=== Raw data ===
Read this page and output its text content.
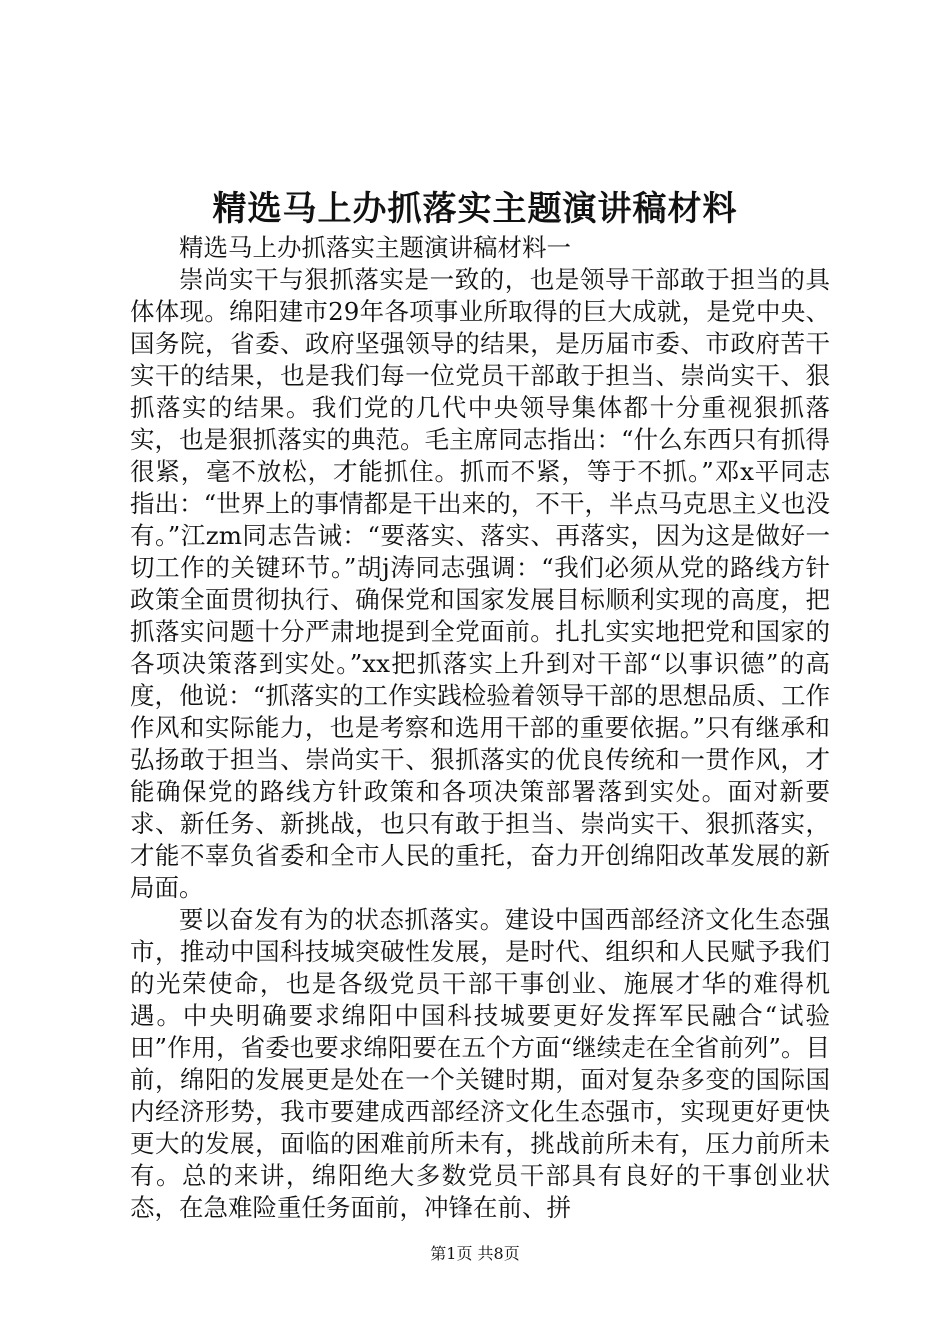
精选马上办抓落实主题演讲稿材料

精选马上办抓落实主题演讲稿材料一

崇尚实干与狠抓落实是一致的，也是领导干部敢于担当的具体体现。绵阳建市29年各项事业所取得的巨大成就，是党中央、国务院，省委、政府坚强领导的结果，是历届市委、市政府苦干实干的结果，也是我们每一位党员干部敢于担当、崇尚实干、狠抓落实的结果。我们党的几代中央领导集体都十分重视狠抓落实，也是狠抓落实的典范。毛主席同志指出：“什么东西只有抓得很紧，毫不放松，才能抓住。抓而不紧，等于不抓。”邓x平同志指出：“世界上的事情都是干出来的，不干，半点马克思主义也没有。”江zm同志告诫：“要落实、落实、再落实，因为这是做好一切工作的关键环节。”胡j涛同志强调：“我们必须从党的路线方针政策全面贯彻执行、确保党和国家发展目标顺利实现的高度，把抓落实问题十分严肃地提到全党面前。扎扎实实地把党和国家的各项决策落到实处。”xx把抓落实上升到对干部“以事识德”的高度，他说：“抓落实的工作实践检验着领导干部的思想品质、工作作风和实际能力，也是考察和选用干部的重要依据。”只有继承和弘扬敢于担当、崇尚实干、狠抓落实的优良传统和一贯作风，才能确保党的路线方针政策和各项决策部署落到实处。面对新要求、新任务、新挑战，也只有敢于担当、崇尚实干、狠抓落实，才能不辜负省委和全市人民的重托，奋力开创绵阳改革发展的新局面。

要以奋发有为的状态抓落实。建设中国西部经济文化生态强市，推动中国科技城突破性发展，是时代、组织和人民赋予我们的光荣使命，也是各级党员干部干事创业、施展才华的难得机遇。中央明确要求绵阳中国科技城要更好发挥军民融合“试验田”作用，省委也要求绵阳要在五个方面“继续走在全省前列”。目前，绵阳的发展更是处在一个关键时期，面对复杂多变的国际国内经济形势，我市要建成西部经济文化生态强市，实现更好更快更大的发展，面临的困难前所未有，挑战前所未有，压力前所未有。总的来讲，绵阳绝大多数党员干部具有良好的干事创业状态，在急难险重任务面前，冲锋在前、拼

第1页 共8页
===
What to produce: Copy the data exactly. Any picture it contains is to be omitted.

Answer for this exercise:
Read this page and output its text content.
精选马上办抓落实主题演讲稿材料

精选马上办抓落实主题演讲稿材料一

崇尚实干与狠抓落实是一致的，也是领导干部敢于担当的具体体现。绵阳建市29年各项事业所取得的巨大成就，是党中央、国务院，省委、政府坚强领导的结果，是历届市委、市政府苦干实干的结果，也是我们每一位党员干部敢于担当、崇尚实干、狠抓落实的结果。我们党的几代中央领导集体都十分重视狠抓落实，也是狠抓落实的典范。毛主席同志指出：“什么东西只有抓得很紧，毫不放松，才能抓住。抓而不紧，等于不抓。”邓x平同志指出：“世界上的事情都是干出来的，不干，半点马克思主义也没有。”江zm同志告诫：“要落实、落实、再落实，因为这是做好一切工作的关键环节。”胡j涛同志强调：“我们必须从党的路线方针政策全面贯彻执行、确保党和国家发展目标顺利实现的高度，把抓落实问题十分严肃地提到全党面前。扎扎实实地把党和国家的各项决策落到实处。”xx把抓落实上升到对干部“以事识德”的高度，他说：“抓落实的工作实践检验着领导干部的思想品质、工作作风和实际能力，也是考察和选用干部的重要依据。”只有继承和弘扬敢于担当、崇尚实干、狠抓落实的优良传统和一贯作风，才能确保党的路线方针政策和各项决策部署落到实处。面对新要求、新任务、新挑战，也只有敢于担当、崇尚实干、狠抓落实，才能不辜负省委和全市人民的重托，奋力开创绵阳改革发展的新局面。

要以奋发有为的状态抓落实。建设中国西部经济文化生态强市，推动中国科技城突破性发展，是时代、组织和人民赋予我们的光荣使命，也是各级党员干部干事创业、施展才华的难得机遇。中央明确要求绵阳中国科技城要更好发挥军民融合“试验田”作用，省委也要求绵阳要在五个方面“继续走在全省前列”。目前，绵阳的发展更是处在一个关键时期，面对复杂多变的国际国内经济形势，我市要建成西部经济文化生态强市，实现更好更快更大的发展，面临的困难前所未有，挑战前所未有，压力前所未有。总的来讲，绵阳绝大多数党员干部具有良好的干事创业状态，在急难险重任务面前，冲锋在前、拼

第1页 共8页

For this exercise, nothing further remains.